Data excerpts:
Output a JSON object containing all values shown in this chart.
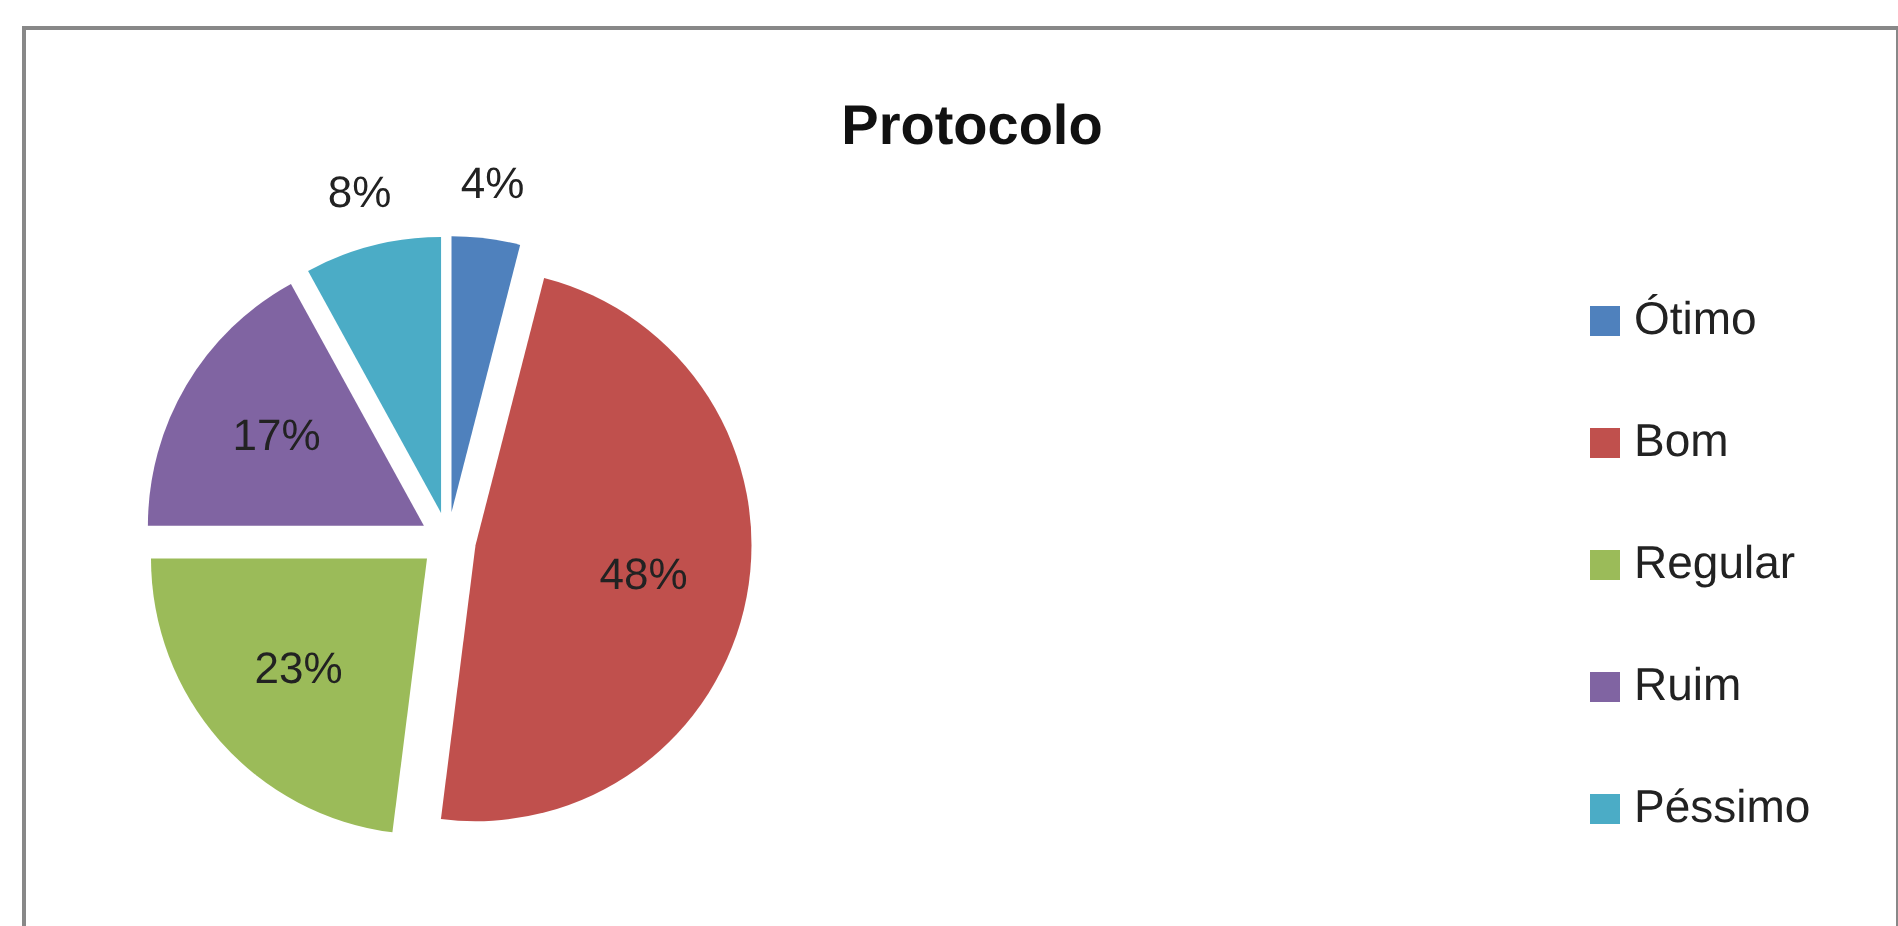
{
  "chart_data": {
    "type": "pie",
    "title": "Protocolo",
    "categories": [
      "Ótimo",
      "Bom",
      "Regular",
      "Ruim",
      "Péssimo"
    ],
    "values": [
      4,
      48,
      23,
      17,
      8
    ],
    "colors": [
      "#4f81bd",
      "#c0504d",
      "#9bbb59",
      "#8064a2",
      "#4bacc6"
    ],
    "value_labels": [
      "4%",
      "48%",
      "23%",
      "17%",
      "8%"
    ],
    "legend": "right"
  }
}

Goal: Give the entries again without a single change, but with no pictures.

Full output:
Output a JSON object containing all values shown in this chart.
{
  "chart_data": {
    "type": "pie",
    "title": "Protocolo",
    "categories": [
      "Ótimo",
      "Bom",
      "Regular",
      "Ruim",
      "Péssimo"
    ],
    "values": [
      4,
      48,
      23,
      17,
      8
    ],
    "colors": [
      "#4f81bd",
      "#c0504d",
      "#9bbb59",
      "#8064a2",
      "#4bacc6"
    ],
    "value_labels": [
      "4%",
      "48%",
      "23%",
      "17%",
      "8%"
    ],
    "legend": "right"
  }
}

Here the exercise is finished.